### Directive
Wherever the string "reversed" appears, copy the whole line.

Records

▶

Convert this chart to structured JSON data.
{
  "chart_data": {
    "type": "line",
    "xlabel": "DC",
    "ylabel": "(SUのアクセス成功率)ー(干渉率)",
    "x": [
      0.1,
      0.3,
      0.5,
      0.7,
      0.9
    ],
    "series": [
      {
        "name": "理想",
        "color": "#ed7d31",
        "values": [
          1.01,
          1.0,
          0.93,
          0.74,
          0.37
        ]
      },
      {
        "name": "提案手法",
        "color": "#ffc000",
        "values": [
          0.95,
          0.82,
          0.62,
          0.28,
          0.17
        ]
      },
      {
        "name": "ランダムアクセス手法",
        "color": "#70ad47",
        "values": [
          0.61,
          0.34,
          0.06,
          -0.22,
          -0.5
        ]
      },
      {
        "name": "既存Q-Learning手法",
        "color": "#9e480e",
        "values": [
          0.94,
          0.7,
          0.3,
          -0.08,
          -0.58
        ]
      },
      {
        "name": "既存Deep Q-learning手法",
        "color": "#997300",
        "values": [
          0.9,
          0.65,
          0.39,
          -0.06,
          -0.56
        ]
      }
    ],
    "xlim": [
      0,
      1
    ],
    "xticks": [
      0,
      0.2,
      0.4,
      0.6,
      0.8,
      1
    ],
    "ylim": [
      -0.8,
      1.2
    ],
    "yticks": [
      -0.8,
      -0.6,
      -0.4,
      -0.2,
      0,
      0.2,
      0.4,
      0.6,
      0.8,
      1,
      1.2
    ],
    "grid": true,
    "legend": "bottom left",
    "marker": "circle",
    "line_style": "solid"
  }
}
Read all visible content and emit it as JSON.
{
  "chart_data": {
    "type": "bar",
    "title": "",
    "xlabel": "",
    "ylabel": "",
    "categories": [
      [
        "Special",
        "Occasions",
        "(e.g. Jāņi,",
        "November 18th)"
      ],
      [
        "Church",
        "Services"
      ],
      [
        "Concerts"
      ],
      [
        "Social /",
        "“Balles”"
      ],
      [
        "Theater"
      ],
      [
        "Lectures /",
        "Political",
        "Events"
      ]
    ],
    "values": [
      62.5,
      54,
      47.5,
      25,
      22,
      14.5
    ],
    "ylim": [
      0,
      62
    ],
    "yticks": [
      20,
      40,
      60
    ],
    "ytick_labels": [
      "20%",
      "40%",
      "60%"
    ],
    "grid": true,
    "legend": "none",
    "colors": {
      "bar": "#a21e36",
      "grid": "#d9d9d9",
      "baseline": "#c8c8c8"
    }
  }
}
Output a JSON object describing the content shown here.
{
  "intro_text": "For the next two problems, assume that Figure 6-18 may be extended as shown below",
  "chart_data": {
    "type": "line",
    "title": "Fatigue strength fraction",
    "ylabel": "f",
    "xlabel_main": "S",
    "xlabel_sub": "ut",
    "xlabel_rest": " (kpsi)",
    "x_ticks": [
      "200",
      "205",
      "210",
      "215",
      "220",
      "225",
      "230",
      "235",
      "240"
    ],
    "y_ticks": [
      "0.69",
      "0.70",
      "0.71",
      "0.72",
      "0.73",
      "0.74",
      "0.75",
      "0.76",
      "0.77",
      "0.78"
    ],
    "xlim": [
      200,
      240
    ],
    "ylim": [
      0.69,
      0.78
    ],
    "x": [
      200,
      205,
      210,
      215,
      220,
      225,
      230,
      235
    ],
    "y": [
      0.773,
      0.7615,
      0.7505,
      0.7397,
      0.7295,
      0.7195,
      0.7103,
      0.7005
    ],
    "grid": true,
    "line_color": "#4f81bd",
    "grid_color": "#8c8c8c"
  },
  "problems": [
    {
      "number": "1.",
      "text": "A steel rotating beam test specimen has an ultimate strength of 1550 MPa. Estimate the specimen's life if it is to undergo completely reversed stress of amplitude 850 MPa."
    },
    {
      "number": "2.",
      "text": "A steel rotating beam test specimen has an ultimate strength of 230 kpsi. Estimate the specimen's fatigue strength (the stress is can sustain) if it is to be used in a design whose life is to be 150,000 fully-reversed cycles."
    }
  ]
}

◀

### Reply
      "text": "A steel rotating beam test specimen has an ultimate strength of 1550 MPa. Estimate the specimen's life if it is to undergo completely reversed stress of amplitude 850 MPa."
      "text": "A steel rotating beam test specimen has an ultimate strength of 230 kpsi. Estimate the specimen's fatigue strength (the stress is can sustain) if it is to be used in a design whose life is to be 150,000 fully-reversed cycles."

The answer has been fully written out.